§ Directions for this task
The listing below should be written out exactly; please include all of it.

§ Dataset entries on figures
———

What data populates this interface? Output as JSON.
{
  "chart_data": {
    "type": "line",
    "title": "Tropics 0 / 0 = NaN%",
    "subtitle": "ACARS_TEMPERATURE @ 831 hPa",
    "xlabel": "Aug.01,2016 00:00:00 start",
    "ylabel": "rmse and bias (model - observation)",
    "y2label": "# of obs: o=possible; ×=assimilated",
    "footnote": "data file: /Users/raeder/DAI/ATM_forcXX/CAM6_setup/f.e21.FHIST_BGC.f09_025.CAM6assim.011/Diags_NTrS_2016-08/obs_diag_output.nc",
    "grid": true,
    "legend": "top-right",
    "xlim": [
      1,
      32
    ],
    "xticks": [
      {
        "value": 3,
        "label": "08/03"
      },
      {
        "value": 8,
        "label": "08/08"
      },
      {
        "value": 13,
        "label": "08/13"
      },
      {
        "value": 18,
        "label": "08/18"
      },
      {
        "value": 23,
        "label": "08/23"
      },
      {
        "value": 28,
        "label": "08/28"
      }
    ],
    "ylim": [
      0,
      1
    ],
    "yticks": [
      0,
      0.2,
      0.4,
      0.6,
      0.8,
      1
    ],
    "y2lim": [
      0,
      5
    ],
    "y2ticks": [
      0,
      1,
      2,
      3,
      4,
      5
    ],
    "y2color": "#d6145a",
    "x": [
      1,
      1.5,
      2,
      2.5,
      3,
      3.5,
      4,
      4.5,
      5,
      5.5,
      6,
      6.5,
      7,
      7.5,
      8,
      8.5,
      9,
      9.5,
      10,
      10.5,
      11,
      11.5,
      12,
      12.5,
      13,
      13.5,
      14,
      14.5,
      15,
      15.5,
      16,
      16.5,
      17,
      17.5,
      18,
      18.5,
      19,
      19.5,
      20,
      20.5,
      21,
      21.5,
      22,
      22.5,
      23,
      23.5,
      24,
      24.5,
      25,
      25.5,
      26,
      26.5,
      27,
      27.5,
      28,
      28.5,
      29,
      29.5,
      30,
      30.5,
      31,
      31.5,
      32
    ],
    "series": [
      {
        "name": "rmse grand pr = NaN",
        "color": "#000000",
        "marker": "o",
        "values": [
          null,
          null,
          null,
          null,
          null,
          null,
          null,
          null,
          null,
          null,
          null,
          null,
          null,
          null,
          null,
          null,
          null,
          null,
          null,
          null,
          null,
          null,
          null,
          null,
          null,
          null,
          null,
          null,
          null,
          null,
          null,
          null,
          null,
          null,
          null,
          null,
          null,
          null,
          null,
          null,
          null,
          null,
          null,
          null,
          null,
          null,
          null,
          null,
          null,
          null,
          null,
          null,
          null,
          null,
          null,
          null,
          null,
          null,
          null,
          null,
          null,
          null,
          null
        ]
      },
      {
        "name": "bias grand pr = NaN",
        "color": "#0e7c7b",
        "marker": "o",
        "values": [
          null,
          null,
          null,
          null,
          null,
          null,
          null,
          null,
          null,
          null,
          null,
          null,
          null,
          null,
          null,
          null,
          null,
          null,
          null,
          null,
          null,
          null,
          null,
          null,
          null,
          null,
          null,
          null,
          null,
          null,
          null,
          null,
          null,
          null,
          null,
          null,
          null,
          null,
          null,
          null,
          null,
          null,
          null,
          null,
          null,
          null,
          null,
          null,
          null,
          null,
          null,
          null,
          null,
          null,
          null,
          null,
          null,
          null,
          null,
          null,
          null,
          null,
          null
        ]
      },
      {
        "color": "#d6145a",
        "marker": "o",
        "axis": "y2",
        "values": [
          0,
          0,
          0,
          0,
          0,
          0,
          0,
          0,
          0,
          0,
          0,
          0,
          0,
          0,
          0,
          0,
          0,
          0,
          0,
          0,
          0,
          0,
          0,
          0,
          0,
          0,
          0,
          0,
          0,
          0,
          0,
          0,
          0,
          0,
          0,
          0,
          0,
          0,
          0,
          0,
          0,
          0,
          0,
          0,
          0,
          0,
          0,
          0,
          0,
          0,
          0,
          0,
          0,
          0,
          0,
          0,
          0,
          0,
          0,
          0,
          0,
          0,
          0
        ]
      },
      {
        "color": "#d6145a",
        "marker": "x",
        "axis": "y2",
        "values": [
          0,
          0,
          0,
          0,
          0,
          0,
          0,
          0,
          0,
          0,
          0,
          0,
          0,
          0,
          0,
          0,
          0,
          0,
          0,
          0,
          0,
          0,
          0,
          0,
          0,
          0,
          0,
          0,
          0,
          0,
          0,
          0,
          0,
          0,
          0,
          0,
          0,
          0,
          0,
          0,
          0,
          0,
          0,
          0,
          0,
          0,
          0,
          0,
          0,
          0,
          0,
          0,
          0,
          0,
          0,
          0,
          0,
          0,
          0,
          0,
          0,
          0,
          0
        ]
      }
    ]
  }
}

———

§ The result
What data populates this interface? Output as JSON.
{
  "chart_data": {
    "type": "line",
    "title": "Tropics 0 / 0 = NaN%",
    "subtitle": "ACARS_TEMPERATURE @ 831 hPa",
    "xlabel": "Aug.01,2016 00:00:00 start",
    "ylabel": "rmse and bias (model - observation)",
    "y2label": "# of obs: o=possible; ×=assimilated",
    "footnote": "data file: /Users/raeder/DAI/ATM_forcXX/CAM6_setup/f.e21.FHIST_BGC.f09_025.CAM6assim.011/Diags_NTrS_2016-08/obs_diag_output.nc",
    "grid": true,
    "legend": "top-right",
    "xlim": [
      1,
      32
    ],
    "xticks": [
      {
        "value": 3,
        "label": "08/03"
      },
      {
        "value": 8,
        "label": "08/08"
      },
      {
        "value": 13,
        "label": "08/13"
      },
      {
        "value": 18,
        "label": "08/18"
      },
      {
        "value": 23,
        "label": "08/23"
      },
      {
        "value": 28,
        "label": "08/28"
      }
    ],
    "ylim": [
      0,
      1
    ],
    "yticks": [
      0,
      0.2,
      0.4,
      0.6,
      0.8,
      1
    ],
    "y2lim": [
      0,
      5
    ],
    "y2ticks": [
      0,
      1,
      2,
      3,
      4,
      5
    ],
    "y2color": "#d6145a",
    "x": [
      1,
      1.5,
      2,
      2.5,
      3,
      3.5,
      4,
      4.5,
      5,
      5.5,
      6,
      6.5,
      7,
      7.5,
      8,
      8.5,
      9,
      9.5,
      10,
      10.5,
      11,
      11.5,
      12,
      12.5,
      13,
      13.5,
      14,
      14.5,
      15,
      15.5,
      16,
      16.5,
      17,
      17.5,
      18,
      18.5,
      19,
      19.5,
      20,
      20.5,
      21,
      21.5,
      22,
      22.5,
      23,
      23.5,
      24,
      24.5,
      25,
      25.5,
      26,
      26.5,
      27,
      27.5,
      28,
      28.5,
      29,
      29.5,
      30,
      30.5,
      31,
      31.5,
      32
    ],
    "series": [
      {
        "name": "rmse grand pr = NaN",
        "color": "#000000",
        "marker": "o",
        "values": [
          null,
          null,
          null,
          null,
          null,
          null,
          null,
          null,
          null,
          null,
          null,
          null,
          null,
          null,
          null,
          null,
          null,
          null,
          null,
          null,
          null,
          null,
          null,
          null,
          null,
          null,
          null,
          null,
          null,
          null,
          null,
          null,
          null,
          null,
          null,
          null,
          null,
          null,
          null,
          null,
          null,
          null,
          null,
          null,
          null,
          null,
          null,
          null,
          null,
          null,
          null,
          null,
          null,
          null,
          null,
          null,
          null,
          null,
          null,
          null,
          null,
          null,
          null
        ]
      },
      {
        "name": "bias grand pr = NaN",
        "color": "#0e7c7b",
        "marker": "o",
        "values": [
          null,
          null,
          null,
          null,
          null,
          null,
          null,
          null,
          null,
          null,
          null,
          null,
          null,
          null,
          null,
          null,
          null,
          null,
          null,
          null,
          null,
          null,
          null,
          null,
          null,
          null,
          null,
          null,
          null,
          null,
          null,
          null,
          null,
          null,
          null,
          null,
          null,
          null,
          null,
          null,
          null,
          null,
          null,
          null,
          null,
          null,
          null,
          null,
          null,
          null,
          null,
          null,
          null,
          null,
          null,
          null,
          null,
          null,
          null,
          null,
          null,
          null,
          null
        ]
      },
      {
        "color": "#d6145a",
        "marker": "o",
        "axis": "y2",
        "values": [
          0,
          0,
          0,
          0,
          0,
          0,
          0,
          0,
          0,
          0,
          0,
          0,
          0,
          0,
          0,
          0,
          0,
          0,
          0,
          0,
          0,
          0,
          0,
          0,
          0,
          0,
          0,
          0,
          0,
          0,
          0,
          0,
          0,
          0,
          0,
          0,
          0,
          0,
          0,
          0,
          0,
          0,
          0,
          0,
          0,
          0,
          0,
          0,
          0,
          0,
          0,
          0,
          0,
          0,
          0,
          0,
          0,
          0,
          0,
          0,
          0,
          0,
          0
        ]
      },
      {
        "color": "#d6145a",
        "marker": "x",
        "axis": "y2",
        "values": [
          0,
          0,
          0,
          0,
          0,
          0,
          0,
          0,
          0,
          0,
          0,
          0,
          0,
          0,
          0,
          0,
          0,
          0,
          0,
          0,
          0,
          0,
          0,
          0,
          0,
          0,
          0,
          0,
          0,
          0,
          0,
          0,
          0,
          0,
          0,
          0,
          0,
          0,
          0,
          0,
          0,
          0,
          0,
          0,
          0,
          0,
          0,
          0,
          0,
          0,
          0,
          0,
          0,
          0,
          0,
          0,
          0,
          0,
          0,
          0,
          0,
          0,
          0
        ]
      }
    ]
  }
}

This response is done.